[Dataset records]

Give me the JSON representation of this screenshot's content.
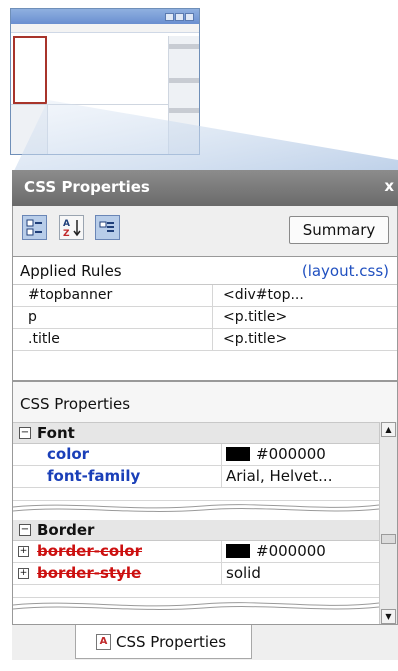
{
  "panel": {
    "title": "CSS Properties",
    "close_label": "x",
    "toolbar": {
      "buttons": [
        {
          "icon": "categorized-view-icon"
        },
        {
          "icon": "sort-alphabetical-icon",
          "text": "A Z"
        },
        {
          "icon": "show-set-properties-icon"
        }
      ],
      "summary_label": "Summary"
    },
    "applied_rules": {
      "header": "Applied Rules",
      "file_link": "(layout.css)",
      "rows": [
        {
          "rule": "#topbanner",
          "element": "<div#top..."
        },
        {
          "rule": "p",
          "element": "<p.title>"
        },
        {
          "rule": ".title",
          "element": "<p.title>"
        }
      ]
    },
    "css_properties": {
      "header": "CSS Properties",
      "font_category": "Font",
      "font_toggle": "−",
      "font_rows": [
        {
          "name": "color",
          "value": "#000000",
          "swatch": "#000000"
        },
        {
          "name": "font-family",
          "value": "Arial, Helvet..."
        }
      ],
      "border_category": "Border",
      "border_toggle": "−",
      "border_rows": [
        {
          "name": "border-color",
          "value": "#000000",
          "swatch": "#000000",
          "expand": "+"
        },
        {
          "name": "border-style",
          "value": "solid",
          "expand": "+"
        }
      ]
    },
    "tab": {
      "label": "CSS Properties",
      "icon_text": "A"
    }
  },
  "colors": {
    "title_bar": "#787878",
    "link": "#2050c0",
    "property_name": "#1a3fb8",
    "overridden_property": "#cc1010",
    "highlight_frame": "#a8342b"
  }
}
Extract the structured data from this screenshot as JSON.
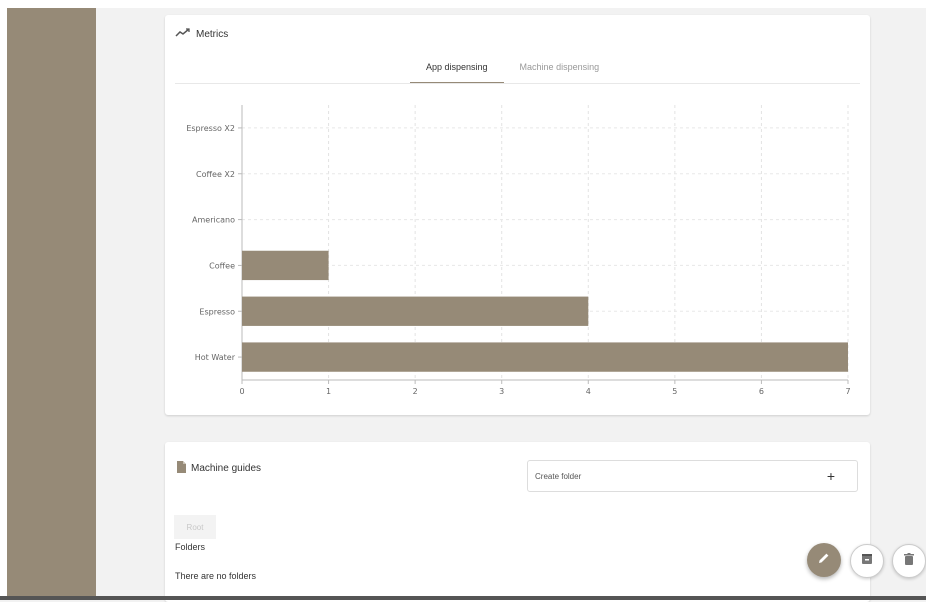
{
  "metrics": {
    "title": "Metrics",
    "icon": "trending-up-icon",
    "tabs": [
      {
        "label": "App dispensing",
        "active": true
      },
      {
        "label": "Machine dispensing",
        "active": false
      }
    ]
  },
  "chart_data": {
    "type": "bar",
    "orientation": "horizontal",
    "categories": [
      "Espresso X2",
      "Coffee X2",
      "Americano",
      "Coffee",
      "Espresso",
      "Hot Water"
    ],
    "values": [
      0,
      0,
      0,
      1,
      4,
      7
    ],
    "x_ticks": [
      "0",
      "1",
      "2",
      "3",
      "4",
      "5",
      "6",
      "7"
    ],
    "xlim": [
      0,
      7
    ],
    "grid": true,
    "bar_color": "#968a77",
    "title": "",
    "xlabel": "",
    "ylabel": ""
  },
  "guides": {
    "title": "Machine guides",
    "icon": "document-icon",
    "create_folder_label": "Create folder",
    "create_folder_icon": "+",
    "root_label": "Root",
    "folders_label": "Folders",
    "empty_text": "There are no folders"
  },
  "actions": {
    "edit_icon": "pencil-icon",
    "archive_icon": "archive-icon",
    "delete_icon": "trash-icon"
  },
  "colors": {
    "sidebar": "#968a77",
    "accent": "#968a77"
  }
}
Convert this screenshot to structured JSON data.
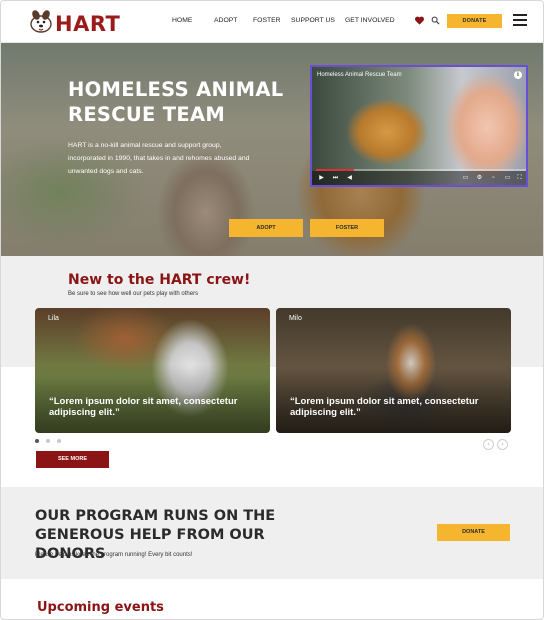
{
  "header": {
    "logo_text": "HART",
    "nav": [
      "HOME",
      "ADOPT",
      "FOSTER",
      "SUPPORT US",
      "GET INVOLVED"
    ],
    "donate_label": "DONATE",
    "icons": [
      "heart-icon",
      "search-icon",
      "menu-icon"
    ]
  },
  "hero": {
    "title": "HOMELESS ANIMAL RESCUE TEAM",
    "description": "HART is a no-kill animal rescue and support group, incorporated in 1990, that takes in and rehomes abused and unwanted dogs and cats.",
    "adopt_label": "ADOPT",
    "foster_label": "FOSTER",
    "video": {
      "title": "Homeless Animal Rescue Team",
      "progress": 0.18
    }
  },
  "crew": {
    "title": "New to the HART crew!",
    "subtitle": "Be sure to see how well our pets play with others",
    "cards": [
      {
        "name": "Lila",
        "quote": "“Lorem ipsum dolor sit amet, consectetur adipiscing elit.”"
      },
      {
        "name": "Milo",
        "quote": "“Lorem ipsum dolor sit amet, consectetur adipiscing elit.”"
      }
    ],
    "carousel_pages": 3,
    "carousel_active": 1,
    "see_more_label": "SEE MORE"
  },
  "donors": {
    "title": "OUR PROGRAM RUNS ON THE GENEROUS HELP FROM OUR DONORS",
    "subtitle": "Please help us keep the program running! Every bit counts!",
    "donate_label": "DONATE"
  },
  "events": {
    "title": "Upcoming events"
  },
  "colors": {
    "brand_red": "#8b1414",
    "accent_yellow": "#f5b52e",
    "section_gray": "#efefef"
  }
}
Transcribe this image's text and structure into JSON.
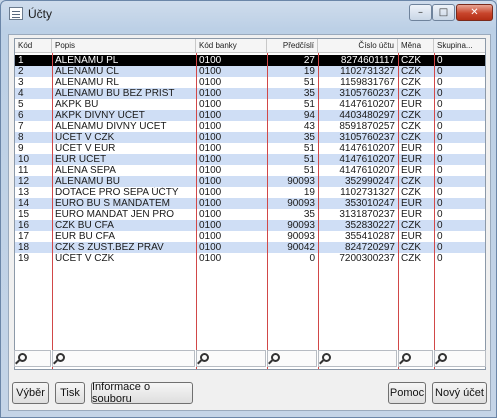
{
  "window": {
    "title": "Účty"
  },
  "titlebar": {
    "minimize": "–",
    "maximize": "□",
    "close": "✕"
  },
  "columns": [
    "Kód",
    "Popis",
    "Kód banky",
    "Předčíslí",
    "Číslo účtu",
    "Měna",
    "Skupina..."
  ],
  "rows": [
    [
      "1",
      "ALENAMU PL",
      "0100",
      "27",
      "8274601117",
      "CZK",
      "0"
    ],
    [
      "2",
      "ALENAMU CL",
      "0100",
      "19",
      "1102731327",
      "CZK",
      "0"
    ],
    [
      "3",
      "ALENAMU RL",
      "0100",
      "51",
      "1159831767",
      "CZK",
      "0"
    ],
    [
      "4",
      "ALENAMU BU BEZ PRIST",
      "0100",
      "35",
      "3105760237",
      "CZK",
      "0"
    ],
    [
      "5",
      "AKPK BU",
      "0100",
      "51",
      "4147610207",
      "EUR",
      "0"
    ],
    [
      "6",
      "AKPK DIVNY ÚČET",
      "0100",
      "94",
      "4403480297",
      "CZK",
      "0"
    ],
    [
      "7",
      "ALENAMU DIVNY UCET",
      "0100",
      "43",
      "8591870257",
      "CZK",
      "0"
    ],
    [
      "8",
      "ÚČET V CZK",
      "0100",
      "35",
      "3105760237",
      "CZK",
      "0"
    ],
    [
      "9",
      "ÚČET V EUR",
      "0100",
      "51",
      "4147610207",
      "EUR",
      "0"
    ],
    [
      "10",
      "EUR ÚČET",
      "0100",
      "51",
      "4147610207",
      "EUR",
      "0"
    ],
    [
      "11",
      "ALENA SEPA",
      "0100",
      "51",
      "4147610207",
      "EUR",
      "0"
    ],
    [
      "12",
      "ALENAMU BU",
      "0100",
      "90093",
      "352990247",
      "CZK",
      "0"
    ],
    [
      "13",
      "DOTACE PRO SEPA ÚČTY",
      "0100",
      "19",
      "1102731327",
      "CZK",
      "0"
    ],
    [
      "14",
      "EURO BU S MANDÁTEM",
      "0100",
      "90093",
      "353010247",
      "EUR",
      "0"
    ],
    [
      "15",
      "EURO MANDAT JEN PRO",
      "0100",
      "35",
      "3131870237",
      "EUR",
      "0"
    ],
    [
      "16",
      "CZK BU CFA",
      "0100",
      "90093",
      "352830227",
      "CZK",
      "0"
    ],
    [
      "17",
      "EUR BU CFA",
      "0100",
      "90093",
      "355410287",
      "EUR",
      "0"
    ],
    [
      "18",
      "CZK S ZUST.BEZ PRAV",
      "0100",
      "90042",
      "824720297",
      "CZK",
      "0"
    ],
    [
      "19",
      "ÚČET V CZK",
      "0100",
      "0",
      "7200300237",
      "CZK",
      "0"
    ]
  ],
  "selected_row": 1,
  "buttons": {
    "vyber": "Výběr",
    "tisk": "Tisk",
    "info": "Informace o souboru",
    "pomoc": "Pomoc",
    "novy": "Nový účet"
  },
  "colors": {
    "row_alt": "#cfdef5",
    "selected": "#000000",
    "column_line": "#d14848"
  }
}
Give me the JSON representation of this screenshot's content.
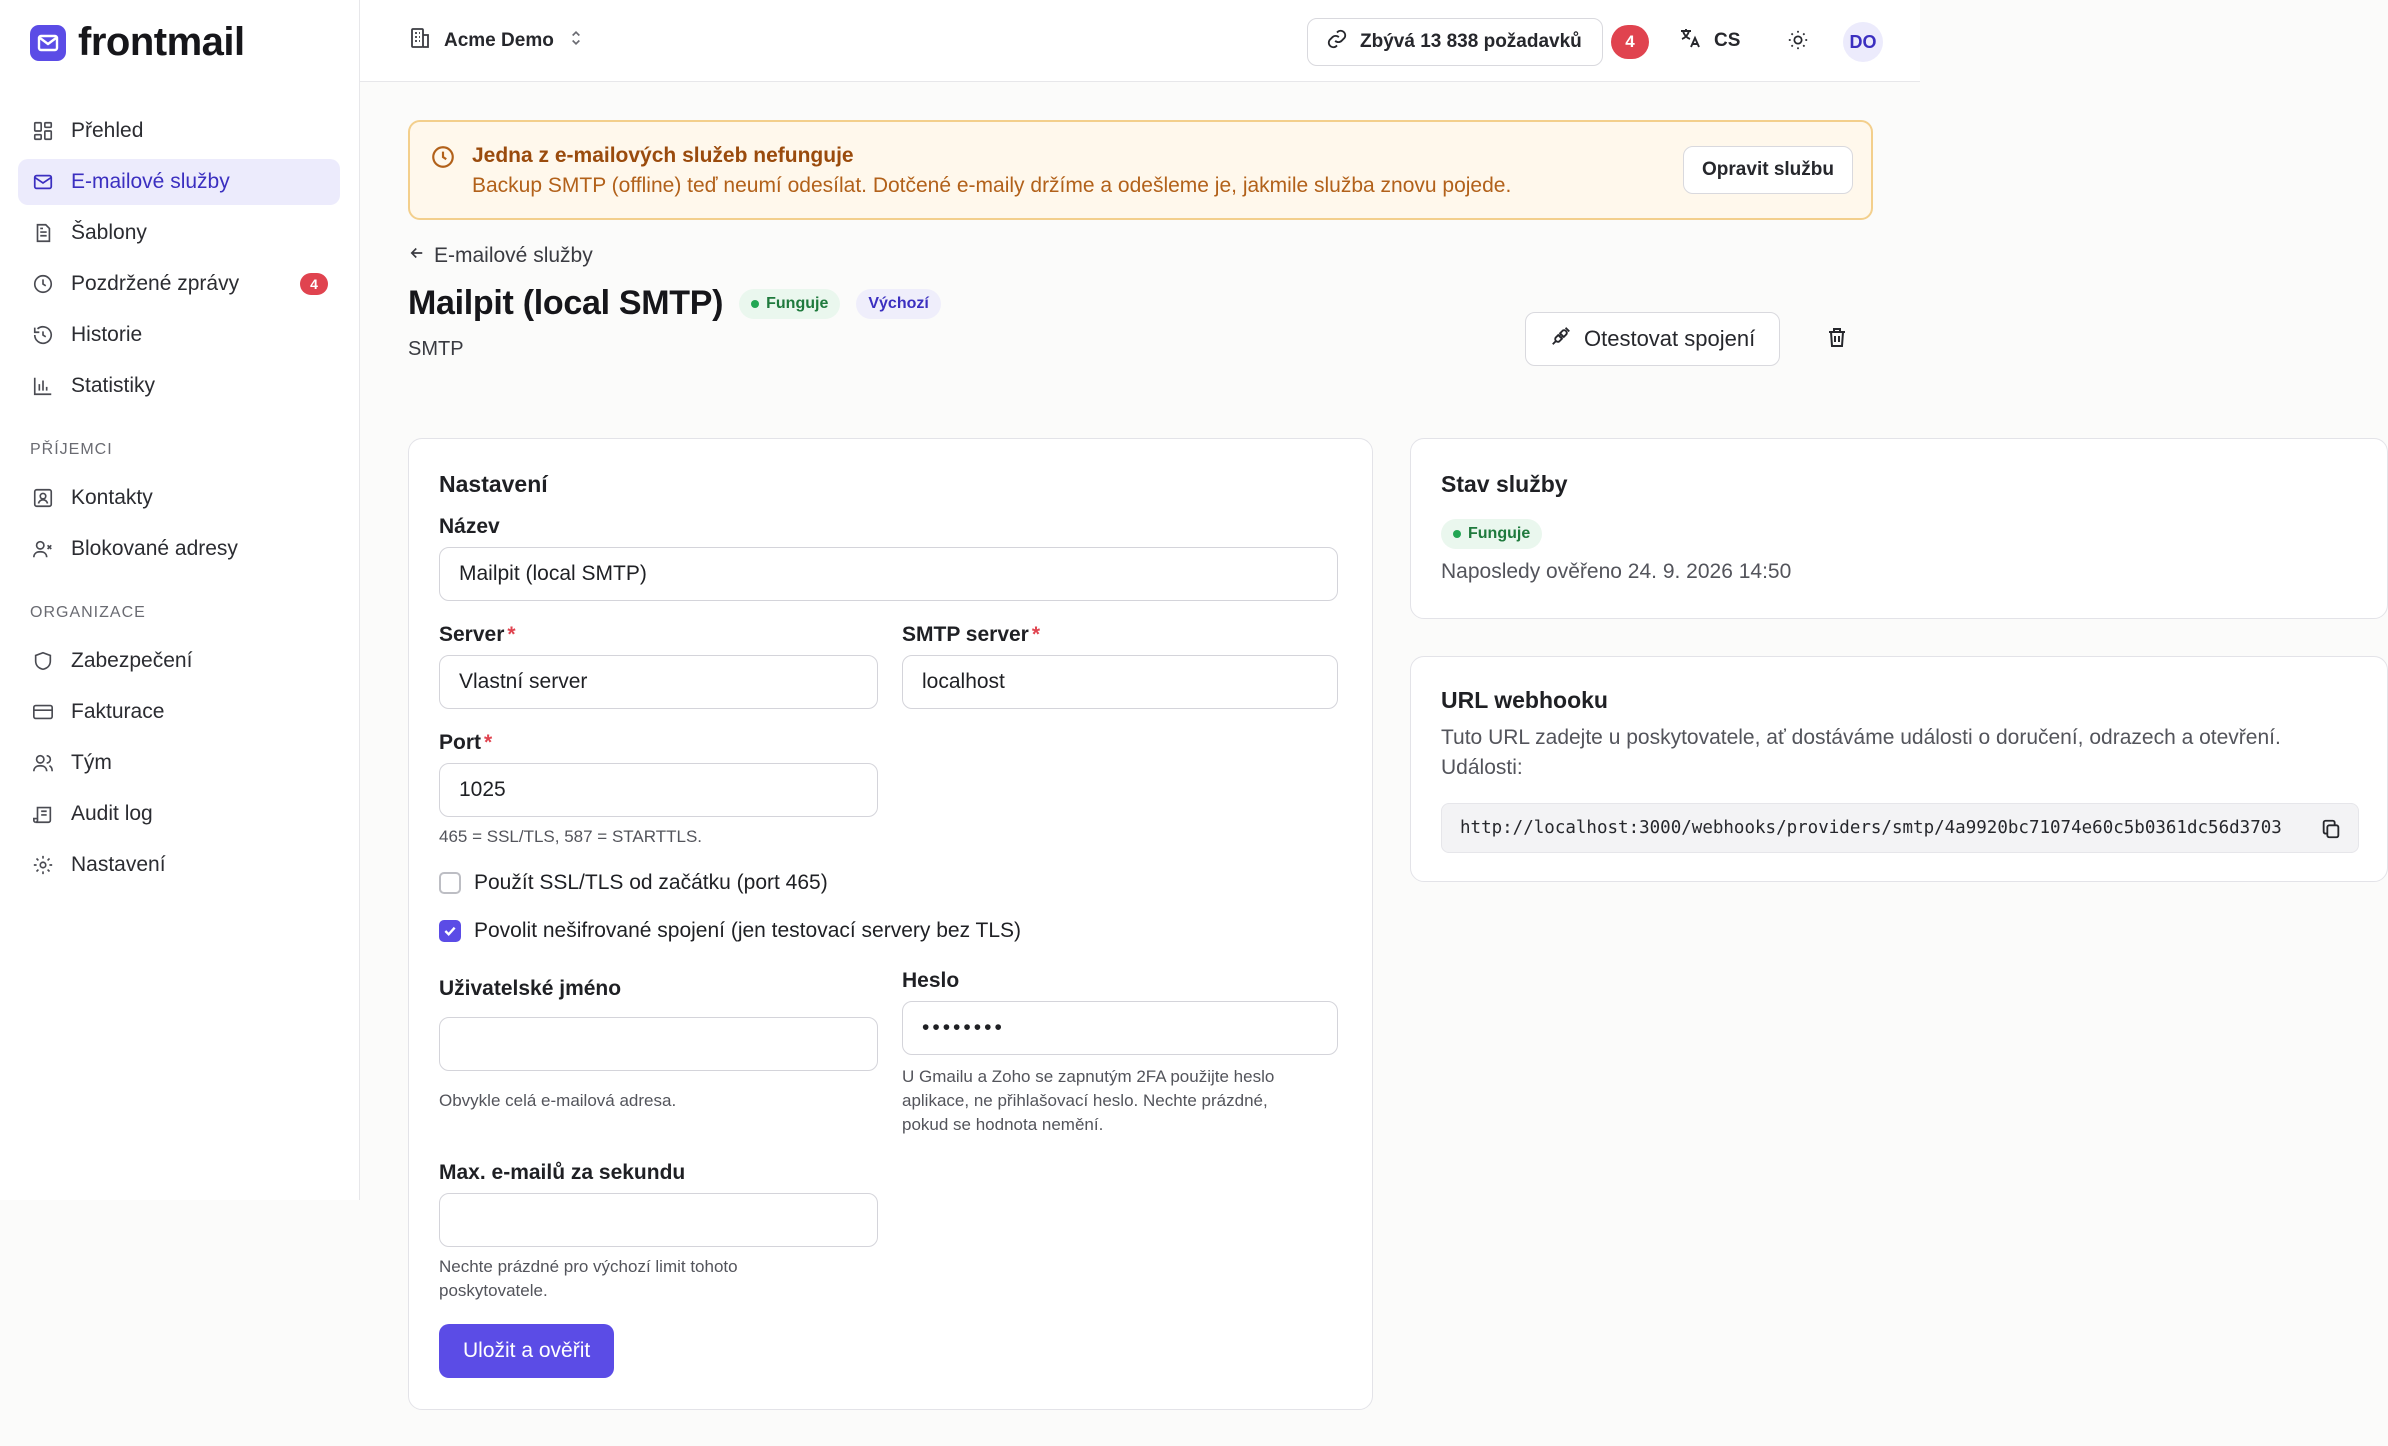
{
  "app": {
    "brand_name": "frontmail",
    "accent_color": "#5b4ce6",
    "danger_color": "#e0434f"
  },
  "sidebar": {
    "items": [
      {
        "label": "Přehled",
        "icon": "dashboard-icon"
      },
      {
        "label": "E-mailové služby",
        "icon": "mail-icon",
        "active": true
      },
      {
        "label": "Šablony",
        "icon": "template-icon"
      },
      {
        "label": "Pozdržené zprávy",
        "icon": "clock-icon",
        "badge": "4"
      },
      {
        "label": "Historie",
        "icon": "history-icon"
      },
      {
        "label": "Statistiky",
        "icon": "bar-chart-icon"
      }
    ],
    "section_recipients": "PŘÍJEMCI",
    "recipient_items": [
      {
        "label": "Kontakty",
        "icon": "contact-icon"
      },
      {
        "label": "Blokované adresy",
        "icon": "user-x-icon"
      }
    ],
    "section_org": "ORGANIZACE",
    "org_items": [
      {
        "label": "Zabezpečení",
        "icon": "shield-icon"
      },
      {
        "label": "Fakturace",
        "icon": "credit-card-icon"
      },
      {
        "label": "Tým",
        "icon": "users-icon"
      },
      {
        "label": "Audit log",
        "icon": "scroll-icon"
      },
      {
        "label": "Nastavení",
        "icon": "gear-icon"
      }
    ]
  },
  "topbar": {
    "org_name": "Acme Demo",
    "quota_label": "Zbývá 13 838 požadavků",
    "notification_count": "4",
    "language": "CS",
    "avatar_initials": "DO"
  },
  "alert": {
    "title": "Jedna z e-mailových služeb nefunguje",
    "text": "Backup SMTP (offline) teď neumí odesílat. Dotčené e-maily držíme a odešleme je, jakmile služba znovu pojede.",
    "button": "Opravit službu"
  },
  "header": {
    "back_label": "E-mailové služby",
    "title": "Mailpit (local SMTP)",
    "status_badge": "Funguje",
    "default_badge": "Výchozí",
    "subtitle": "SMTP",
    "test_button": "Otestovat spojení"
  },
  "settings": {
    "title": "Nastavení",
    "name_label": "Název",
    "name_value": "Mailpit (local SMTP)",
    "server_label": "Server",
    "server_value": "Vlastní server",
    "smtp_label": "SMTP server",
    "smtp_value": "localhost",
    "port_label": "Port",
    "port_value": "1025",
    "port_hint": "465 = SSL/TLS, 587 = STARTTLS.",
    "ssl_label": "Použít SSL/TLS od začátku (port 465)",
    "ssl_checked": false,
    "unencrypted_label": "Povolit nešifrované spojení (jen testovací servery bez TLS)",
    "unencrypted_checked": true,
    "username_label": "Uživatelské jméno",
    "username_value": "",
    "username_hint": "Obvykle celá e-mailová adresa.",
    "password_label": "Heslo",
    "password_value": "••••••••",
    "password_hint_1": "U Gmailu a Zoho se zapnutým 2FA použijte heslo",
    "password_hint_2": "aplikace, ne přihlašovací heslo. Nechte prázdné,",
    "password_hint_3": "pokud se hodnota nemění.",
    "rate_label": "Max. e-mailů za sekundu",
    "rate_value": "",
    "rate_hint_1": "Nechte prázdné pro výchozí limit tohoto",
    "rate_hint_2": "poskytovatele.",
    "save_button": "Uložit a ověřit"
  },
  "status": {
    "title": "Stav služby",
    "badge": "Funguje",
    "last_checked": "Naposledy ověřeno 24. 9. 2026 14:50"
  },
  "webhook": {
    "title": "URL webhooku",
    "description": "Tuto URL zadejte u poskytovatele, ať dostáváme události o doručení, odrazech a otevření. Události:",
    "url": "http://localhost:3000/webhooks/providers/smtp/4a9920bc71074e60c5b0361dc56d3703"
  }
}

Written instruction: Using the records above, copy every line that has the word "DONATE" in it.

Expected answer:
    "donate_label": "DONATE",
    "donate_label": "DONATE"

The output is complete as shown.